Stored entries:
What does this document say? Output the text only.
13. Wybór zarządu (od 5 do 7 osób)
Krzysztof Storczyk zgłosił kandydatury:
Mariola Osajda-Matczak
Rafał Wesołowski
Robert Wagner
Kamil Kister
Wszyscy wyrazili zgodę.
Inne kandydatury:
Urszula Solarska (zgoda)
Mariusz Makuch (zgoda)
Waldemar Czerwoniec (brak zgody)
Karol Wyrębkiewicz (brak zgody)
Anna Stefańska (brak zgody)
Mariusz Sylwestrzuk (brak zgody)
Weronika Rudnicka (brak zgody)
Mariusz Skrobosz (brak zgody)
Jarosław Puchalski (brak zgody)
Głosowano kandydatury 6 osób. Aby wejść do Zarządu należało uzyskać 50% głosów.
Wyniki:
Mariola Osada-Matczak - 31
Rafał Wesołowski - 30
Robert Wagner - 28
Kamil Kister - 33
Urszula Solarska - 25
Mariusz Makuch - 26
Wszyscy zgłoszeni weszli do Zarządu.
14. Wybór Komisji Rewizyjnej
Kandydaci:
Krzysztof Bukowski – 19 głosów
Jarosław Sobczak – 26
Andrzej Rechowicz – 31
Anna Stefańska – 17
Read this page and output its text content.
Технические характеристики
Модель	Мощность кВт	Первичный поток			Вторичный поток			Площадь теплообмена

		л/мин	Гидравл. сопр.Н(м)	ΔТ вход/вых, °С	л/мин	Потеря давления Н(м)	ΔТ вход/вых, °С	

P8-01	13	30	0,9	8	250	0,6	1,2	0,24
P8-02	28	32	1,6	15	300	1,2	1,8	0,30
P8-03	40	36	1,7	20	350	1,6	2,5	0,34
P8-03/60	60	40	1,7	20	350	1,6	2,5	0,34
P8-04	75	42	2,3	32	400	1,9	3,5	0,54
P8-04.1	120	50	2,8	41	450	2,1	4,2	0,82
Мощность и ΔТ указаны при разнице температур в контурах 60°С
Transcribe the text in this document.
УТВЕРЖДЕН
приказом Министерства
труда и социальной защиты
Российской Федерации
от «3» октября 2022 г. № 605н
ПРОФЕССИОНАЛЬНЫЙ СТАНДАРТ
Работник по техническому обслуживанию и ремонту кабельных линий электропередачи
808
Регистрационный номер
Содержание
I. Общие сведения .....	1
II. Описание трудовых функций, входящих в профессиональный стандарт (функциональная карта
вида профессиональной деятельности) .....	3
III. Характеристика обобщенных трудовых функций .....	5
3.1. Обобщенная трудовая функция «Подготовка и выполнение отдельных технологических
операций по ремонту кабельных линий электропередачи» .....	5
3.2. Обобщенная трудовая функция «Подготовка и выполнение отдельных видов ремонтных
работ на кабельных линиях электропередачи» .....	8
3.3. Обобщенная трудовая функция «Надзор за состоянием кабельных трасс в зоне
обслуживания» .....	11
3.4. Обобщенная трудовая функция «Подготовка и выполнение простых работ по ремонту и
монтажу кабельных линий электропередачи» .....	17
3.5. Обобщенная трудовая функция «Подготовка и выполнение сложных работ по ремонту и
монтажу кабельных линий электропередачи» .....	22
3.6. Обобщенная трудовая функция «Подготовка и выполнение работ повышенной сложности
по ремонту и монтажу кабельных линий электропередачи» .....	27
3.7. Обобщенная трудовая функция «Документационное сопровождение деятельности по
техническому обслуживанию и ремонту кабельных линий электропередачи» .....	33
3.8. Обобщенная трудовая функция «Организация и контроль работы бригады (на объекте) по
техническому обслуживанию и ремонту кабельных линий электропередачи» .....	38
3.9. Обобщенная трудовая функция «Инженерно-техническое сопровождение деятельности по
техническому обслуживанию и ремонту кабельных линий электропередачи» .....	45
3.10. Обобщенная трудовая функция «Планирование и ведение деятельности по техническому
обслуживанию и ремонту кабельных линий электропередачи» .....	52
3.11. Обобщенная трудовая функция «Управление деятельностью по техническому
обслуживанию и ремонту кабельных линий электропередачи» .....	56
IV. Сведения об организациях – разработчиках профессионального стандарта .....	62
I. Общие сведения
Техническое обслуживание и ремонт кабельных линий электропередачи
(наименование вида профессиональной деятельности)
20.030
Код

WHAT THIS TASK INVOLVES
Go through the records and print each one exactly.

RESULT FOR THIS EXERCISE
What does this document say? Output the text only.
13. Wybór zarządu (od 5 do 7 osób)
Krzysztof Storczyk zgłosił kandydatury:
Mariola Osajda-Matczak
Rafał Wesołowski
Robert Wagner
Kamil Kister
Wszyscy wyrazili zgodę.
Inne kandydatury:
Urszula Solarska (zgoda)
Mariusz Makuch (zgoda)
Waldemar Czerwoniec (brak zgody)
Karol Wyrębkiewicz (brak zgody)
Anna Stefańska (brak zgody)
Mariusz Sylwestrzuk (brak zgody)
Weronika Rudnicka (brak zgody)
Mariusz Skrobosz (brak zgody)
Jarosław Puchalski (brak zgody)
Głosowano kandydatury 6 osób. Aby wejść do Zarządu należało uzyskać 50% głosów.
Wyniki:
Mariola Osada-Matczak - 31
Rafał Wesołowski - 30
Robert Wagner - 28
Kamil Kister - 33
Urszula Solarska - 25
Mariusz Makuch - 26
Wszyscy zgłoszeni weszli do Zarządu.
14. Wybór Komisji Rewizyjnej
Kandydaci:
Krzysztof Bukowski – 19 głosów
Jarosław Sobczak – 26
Andrzej Rechowicz – 31
Anna Stefańska – 17
Read this page and output its text content.
Технические характеристики
Модель	Мощность кВт	Первичный поток			Вторичный поток			Площадь теплообмена

		л/мин	Гидравл. сопр.Н(м)	ΔТ вход/вых, °С	л/мин	Потеря давления Н(м)	ΔТ вход/вых, °С	

P8-01	13	30	0,9	8	250	0,6	1,2	0,24
P8-02	28	32	1,6	15	300	1,2	1,8	0,30
P8-03	40	36	1,7	20	350	1,6	2,5	0,34
P8-03/60	60	40	1,7	20	350	1,6	2,5	0,34
P8-04	75	42	2,3	32	400	1,9	3,5	0,54
P8-04.1	120	50	2,8	41	450	2,1	4,2	0,82
Мощность и ΔТ указаны при разнице температур в контурах 60°С
Transcribe the text in this document.
УТВЕРЖДЕН
приказом Министерства
труда и социальной защиты
Российской Федерации
от «3» октября 2022 г. № 605н
ПРОФЕССИОНАЛЬНЫЙ СТАНДАРТ
Работник по техническому обслуживанию и ремонту кабельных линий электропередачи
808
Регистрационный номер
Содержание
I. Общие сведения .....	1
II. Описание трудовых функций, входящих в профессиональный стандарт (функциональная карта
вида профессиональной деятельности) .....	3
III. Характеристика обобщенных трудовых функций .....	5
3.1. Обобщенная трудовая функция «Подготовка и выполнение отдельных технологических
операций по ремонту кабельных линий электропередачи» .....	5
3.2. Обобщенная трудовая функция «Подготовка и выполнение отдельных видов ремонтных
работ на кабельных линиях электропередачи» .....	8
3.3. Обобщенная трудовая функция «Надзор за состоянием кабельных трасс в зоне
обслуживания» .....	11
3.4. Обобщенная трудовая функция «Подготовка и выполнение простых работ по ремонту и
монтажу кабельных линий электропередачи» .....	17
3.5. Обобщенная трудовая функция «Подготовка и выполнение сложных работ по ремонту и
монтажу кабельных линий электропередачи» .....	22
3.6. Обобщенная трудовая функция «Подготовка и выполнение работ повышенной сложности
по ремонту и монтажу кабельных линий электропередачи» .....	27
3.7. Обобщенная трудовая функция «Документационное сопровождение деятельности по
техническому обслуживанию и ремонту кабельных линий электропередачи» .....	33
3.8. Обобщенная трудовая функция «Организация и контроль работы бригады (на объекте) по
техническому обслуживанию и ремонту кабельных линий электропередачи» .....	38
3.9. Обобщенная трудовая функция «Инженерно-техническое сопровождение деятельности по
техническому обслуживанию и ремонту кабельных линий электропередачи» .....	45
3.10. Обобщенная трудовая функция «Планирование и ведение деятельности по техническому
обслуживанию и ремонту кабельных линий электропередачи» .....	52
3.11. Обобщенная трудовая функция «Управление деятельностью по техническому
обслуживанию и ремонту кабельных линий электропередачи» .....	56
IV. Сведения об организациях – разработчиках профессионального стандарта .....	62
I. Общие сведения
Техническое обслуживание и ремонт кабельных линий электропередачи
(наименование вида профессиональной деятельности)
20.030
Код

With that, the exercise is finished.